Retype nothing but the lines running from the line that contains "Convert this screenshot" to the last line, both ends included, and skip every image.

──────

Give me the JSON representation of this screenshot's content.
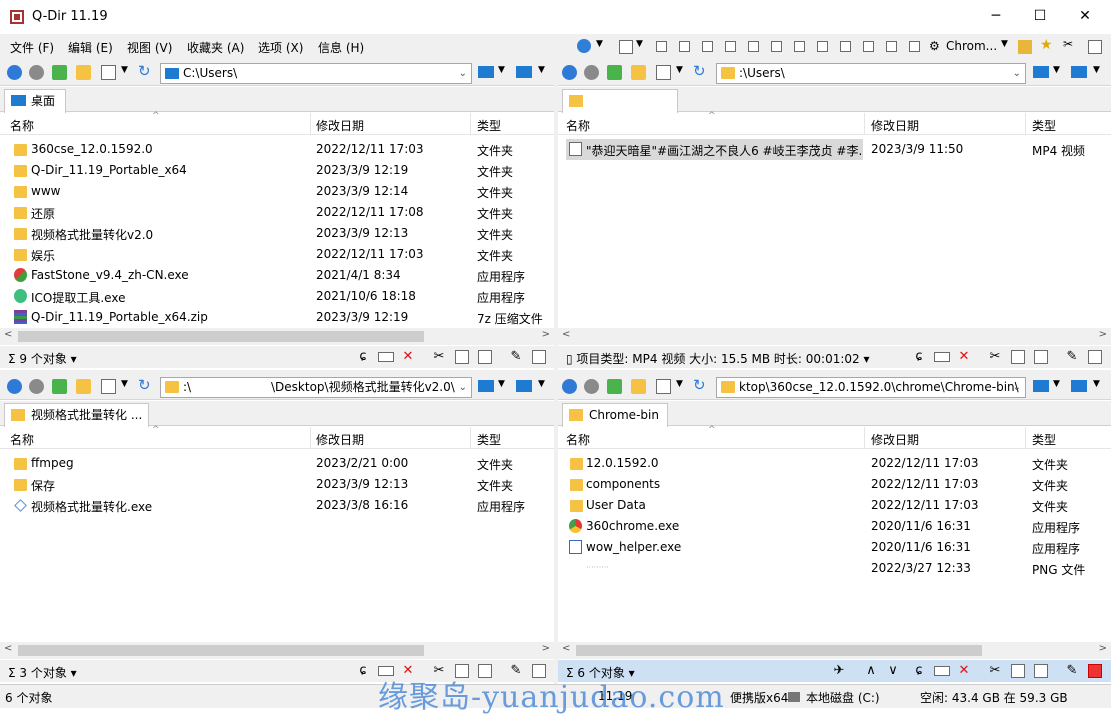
{
  "window": {
    "title": "Q-Dir 11.19",
    "minimize": "─",
    "maximize": "☐",
    "close": "✕"
  },
  "menu": [
    "文件 (F)",
    "编辑 (E)",
    "视图 (V)",
    "收藏夹 (A)",
    "选项 (X)",
    "信息 (H)"
  ],
  "toolbar": {
    "browser_label": "Chrom..."
  },
  "panes": {
    "top_left": {
      "address": "C:\\Users\\",
      "tab": "桌面",
      "columns": [
        "名称",
        "修改日期",
        "类型"
      ],
      "rows": [
        {
          "name": "360cse_12.0.1592.0",
          "date": "2022/12/11 17:03",
          "type": "文件夹",
          "icon": "folder"
        },
        {
          "name": "Q-Dir_11.19_Portable_x64",
          "date": "2023/3/9 12:19",
          "type": "文件夹",
          "icon": "folder"
        },
        {
          "name": "www",
          "date": "2023/3/9 12:14",
          "type": "文件夹",
          "icon": "folder"
        },
        {
          "name": "还原",
          "date": "2022/12/11 17:08",
          "type": "文件夹",
          "icon": "folder"
        },
        {
          "name": "视频格式批量转化v2.0",
          "date": "2023/3/9 12:13",
          "type": "文件夹",
          "icon": "folder"
        },
        {
          "name": "娱乐",
          "date": "2022/12/11 17:03",
          "type": "文件夹",
          "icon": "folder"
        },
        {
          "name": "FastStone_v9.4_zh-CN.exe",
          "date": "2021/4/1 8:34",
          "type": "应用程序",
          "icon": "faststone"
        },
        {
          "name": "ICO提取工具.exe",
          "date": "2021/10/6 18:18",
          "type": "应用程序",
          "icon": "ico"
        },
        {
          "name": "Q-Dir_11.19_Portable_x64.zip",
          "date": "2023/3/9 12:19",
          "type": "7z 压缩文件",
          "icon": "zip"
        }
      ],
      "status": "9 个对象"
    },
    "top_right": {
      "address": ":\\Users\\",
      "tab": "",
      "columns": [
        "名称",
        "修改日期",
        "类型"
      ],
      "rows": [
        {
          "name": "\"恭迎天暗星\"#画江湖之不良人6 #岐王李茂贞 #李...",
          "date": "2023/3/9 11:50",
          "type": "MP4 视频",
          "icon": "video"
        }
      ],
      "status": "项目类型: MP4 视频 大小: 15.5 MB 时长: 00:01:02"
    },
    "bottom_left": {
      "address_left": ":\\",
      "address_right": "\\Desktop\\视频格式批量转化v2.0\\",
      "tab": "视频格式批量转化 ...",
      "columns": [
        "名称",
        "修改日期",
        "类型"
      ],
      "rows": [
        {
          "name": "ffmpeg",
          "date": "2023/2/21 0:00",
          "type": "文件夹",
          "icon": "folder"
        },
        {
          "name": "保存",
          "date": "2023/3/9 12:13",
          "type": "文件夹",
          "icon": "folder"
        },
        {
          "name": "视频格式批量转化.exe",
          "date": "2023/3/8 16:16",
          "type": "应用程序",
          "icon": "app"
        }
      ],
      "status": "3 个对象"
    },
    "bottom_right": {
      "address": "ktop\\360cse_12.0.1592.0\\chrome\\Chrome-bin\\",
      "tab": "Chrome-bin",
      "columns": [
        "名称",
        "修改日期",
        "类型"
      ],
      "rows": [
        {
          "name": "12.0.1592.0",
          "date": "2022/12/11 17:03",
          "type": "文件夹",
          "icon": "folder"
        },
        {
          "name": "components",
          "date": "2022/12/11 17:03",
          "type": "文件夹",
          "icon": "folder"
        },
        {
          "name": "User Data",
          "date": "2022/12/11 17:03",
          "type": "文件夹",
          "icon": "folder"
        },
        {
          "name": "360chrome.exe",
          "date": "2020/11/6 16:31",
          "type": "应用程序",
          "icon": "chrome"
        },
        {
          "name": "wow_helper.exe",
          "date": "2020/11/6 16:31",
          "type": "应用程序",
          "icon": "app2"
        },
        {
          "name": "",
          "date": "2022/3/27 12:33",
          "type": "PNG 文件",
          "icon": "none"
        }
      ],
      "status": "6 个对象"
    }
  },
  "bottombar": {
    "count": "6 个对象",
    "version": "11.19",
    "portable": "便携版x64",
    "drive": "本地磁盘 (C:)",
    "free": "空闲: 43.4 GB 在 59.3 GB"
  },
  "watermark": "缘聚岛-yuanjudao.com"
}
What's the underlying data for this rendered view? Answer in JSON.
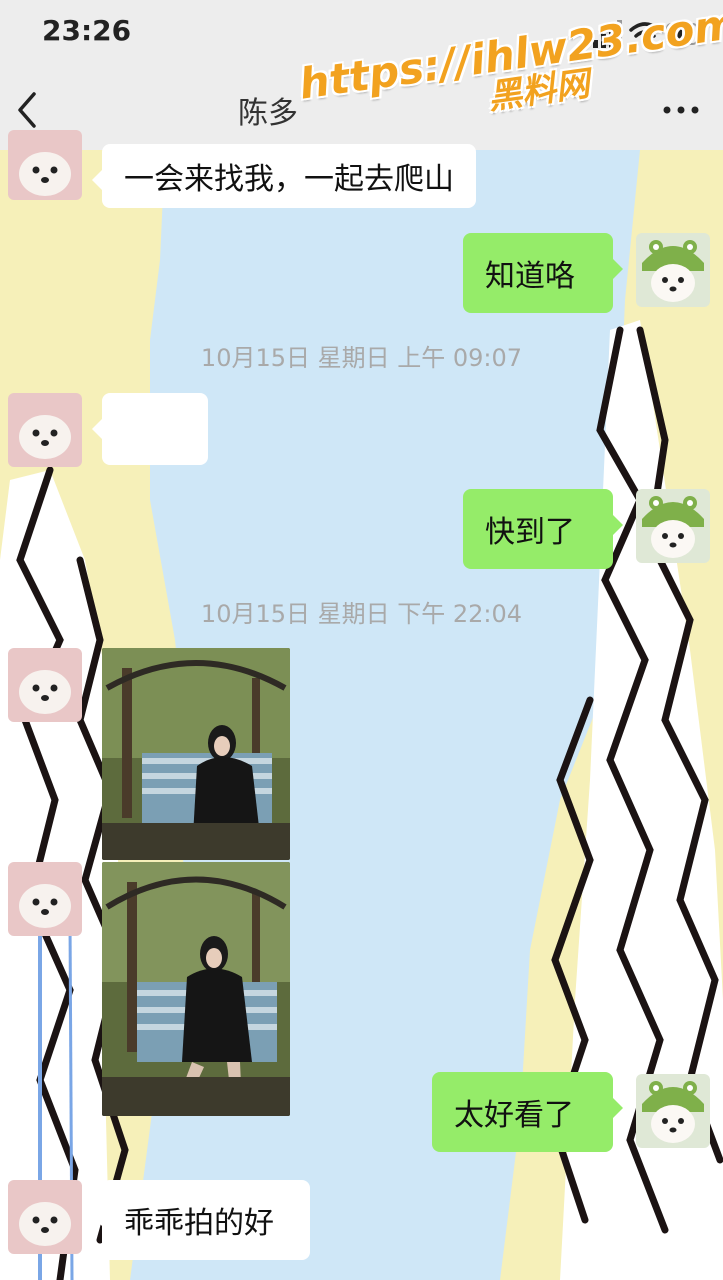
{
  "status_bar": {
    "time": "23:26"
  },
  "nav": {
    "title": "陈多",
    "back_icon": "back-arrow-icon",
    "more_icon": "more-dots-icon"
  },
  "watermark": {
    "line1": "https://ihlw23.com",
    "line2": "黑料网"
  },
  "messages": [
    {
      "side": "left",
      "type": "text",
      "text": "一会来找我，一起去爬山"
    },
    {
      "side": "right",
      "type": "text",
      "text": "知道咯"
    },
    {
      "type": "timestamp",
      "text": "10月15日 星期日 上午 09:07"
    },
    {
      "side": "left",
      "type": "text",
      "text": ""
    },
    {
      "side": "right",
      "type": "text",
      "text": "快到了"
    },
    {
      "type": "timestamp",
      "text": "10月15日 星期日 下午 22:04"
    },
    {
      "side": "left",
      "type": "image",
      "description": "photo"
    },
    {
      "side": "left",
      "type": "image",
      "description": "photo"
    },
    {
      "side": "right",
      "type": "text",
      "text": "太好看了"
    },
    {
      "side": "left",
      "type": "text",
      "text": "乖乖拍的好"
    }
  ],
  "colors": {
    "green_bubble": "#95ec69",
    "white_bubble": "#ffffff",
    "header_bg": "#ededed",
    "timestamp_text": "#a9a9a9",
    "watermark": "#f2a21f"
  }
}
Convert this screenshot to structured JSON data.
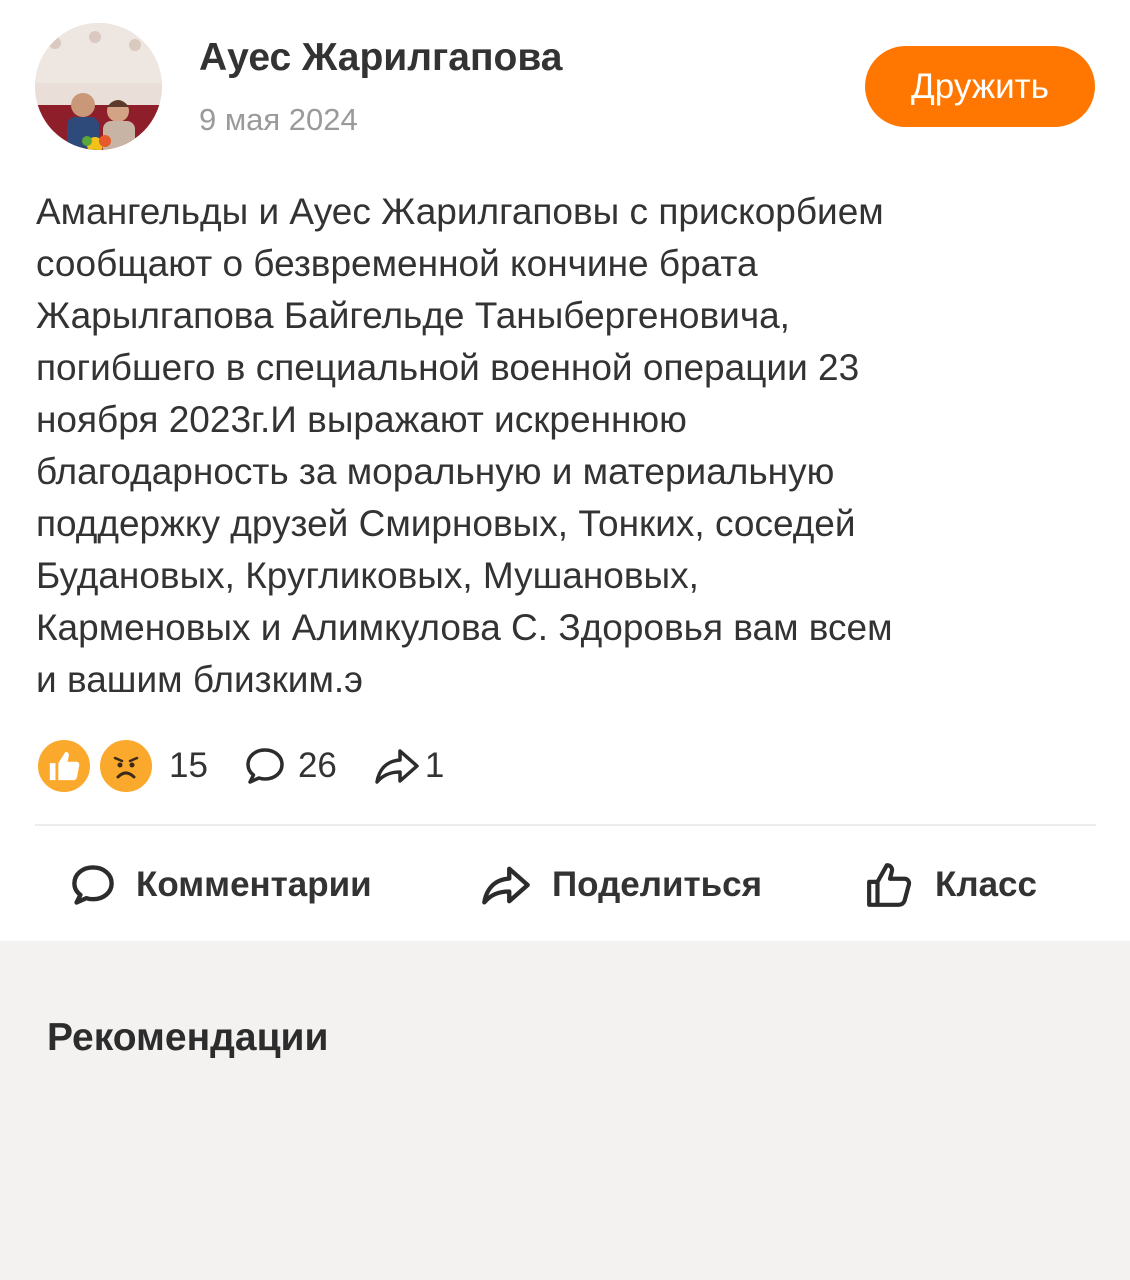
{
  "post": {
    "author": "Ауес Жарилгапова",
    "date": "9 мая 2024",
    "friend_button": "Дружить",
    "text_lines": [
      "Амангельды и Ауес Жарилгаповы с прискорбием",
      "сообщают о безвременной кончине брата",
      "Жарылгапова Байгельде Таныбергеновича,",
      "погибшего в специальной военной операции 23",
      "ноября 2023г.И выражают искреннюю",
      "благодарность за моральную и материальную",
      "поддержку друзей Смирновых, Тонких, соседей",
      "Будановых, Кругликовых, Мушановых,",
      "Карменовых и Алимкулова С. Здоровья вам всем",
      "и вашим близким.э"
    ],
    "stats": {
      "reactions": [
        "like-reaction-icon",
        "sad-reaction-icon"
      ],
      "reactions_count": "15",
      "comments_count": "26",
      "shares_count": "1"
    },
    "actions": {
      "comments": "Комментарии",
      "share": "Поделиться",
      "like": "Класс"
    }
  },
  "recommendations": {
    "title": "Рекомендации"
  },
  "colors": {
    "accent": "#ff7700",
    "reaction": "#fba92c",
    "background": "#f3f2f0"
  }
}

──────

• **Correct answer**
Convert this screenshot to structured JSON data.
{
  "post": {
    "author": "Ауес Жарилгапова",
    "date": "9 мая 2024",
    "friend_button": "Дружить",
    "text_lines": [
      "Амангельды и Ауес Жарилгаповы с прискорбием",
      "сообщают о безвременной кончине брата",
      "Жарылгапова Байгельде Таныбергеновича,",
      "погибшего в специальной военной операции 23",
      "ноября 2023г.И выражают искреннюю",
      "благодарность за моральную и материальную",
      "поддержку друзей Смирновых, Тонких, соседей",
      "Будановых, Кругликовых, Мушановых,",
      "Карменовых и Алимкулова С. Здоровья вам всем",
      "и вашим близким.э"
    ],
    "stats": {
      "reactions": [
        "like-reaction-icon",
        "sad-reaction-icon"
      ],
      "reactions_count": "15",
      "comments_count": "26",
      "shares_count": "1"
    },
    "actions": {
      "comments": "Комментарии",
      "share": "Поделиться",
      "like": "Класс"
    }
  },
  "recommendations": {
    "title": "Рекомендации"
  },
  "colors": {
    "accent": "#ff7700",
    "reaction": "#fba92c",
    "background": "#f3f2f0"
  }
}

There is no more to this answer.